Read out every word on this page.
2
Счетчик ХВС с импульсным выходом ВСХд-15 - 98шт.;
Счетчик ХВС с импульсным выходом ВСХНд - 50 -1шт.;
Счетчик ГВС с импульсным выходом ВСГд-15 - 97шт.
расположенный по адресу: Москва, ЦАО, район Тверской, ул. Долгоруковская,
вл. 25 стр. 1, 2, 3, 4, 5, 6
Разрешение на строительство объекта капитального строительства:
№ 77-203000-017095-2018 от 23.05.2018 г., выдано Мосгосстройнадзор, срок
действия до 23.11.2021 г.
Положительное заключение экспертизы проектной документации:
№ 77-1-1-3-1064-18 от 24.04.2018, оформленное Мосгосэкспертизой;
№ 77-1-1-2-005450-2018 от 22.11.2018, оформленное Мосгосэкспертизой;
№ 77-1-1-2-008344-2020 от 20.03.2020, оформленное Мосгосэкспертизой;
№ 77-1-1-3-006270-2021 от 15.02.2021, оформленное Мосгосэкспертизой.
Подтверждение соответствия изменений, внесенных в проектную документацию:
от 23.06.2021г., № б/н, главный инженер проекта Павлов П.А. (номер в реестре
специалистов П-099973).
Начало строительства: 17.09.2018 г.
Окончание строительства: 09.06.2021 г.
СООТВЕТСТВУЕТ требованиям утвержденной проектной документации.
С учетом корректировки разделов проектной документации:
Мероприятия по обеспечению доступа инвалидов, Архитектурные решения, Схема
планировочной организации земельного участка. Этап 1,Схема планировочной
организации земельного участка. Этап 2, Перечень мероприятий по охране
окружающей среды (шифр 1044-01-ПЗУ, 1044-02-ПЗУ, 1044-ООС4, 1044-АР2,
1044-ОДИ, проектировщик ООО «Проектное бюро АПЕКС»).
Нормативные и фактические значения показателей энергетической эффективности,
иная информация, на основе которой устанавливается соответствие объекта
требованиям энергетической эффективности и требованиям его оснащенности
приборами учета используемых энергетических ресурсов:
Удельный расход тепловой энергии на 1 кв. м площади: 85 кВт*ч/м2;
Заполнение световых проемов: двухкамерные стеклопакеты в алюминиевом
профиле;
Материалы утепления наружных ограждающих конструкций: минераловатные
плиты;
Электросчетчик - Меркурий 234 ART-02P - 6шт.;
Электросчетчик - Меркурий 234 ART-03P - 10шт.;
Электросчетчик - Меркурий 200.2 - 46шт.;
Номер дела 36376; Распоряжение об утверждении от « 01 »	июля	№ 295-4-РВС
* * *
_The request_
Extract, from the material above, each line holding the word "требованиям".

_The answer_
СООТВЕТСТВУЕТ требованиям утвержденной проектной документации.
требованиям энергетической эффективности и требованиям его оснащенности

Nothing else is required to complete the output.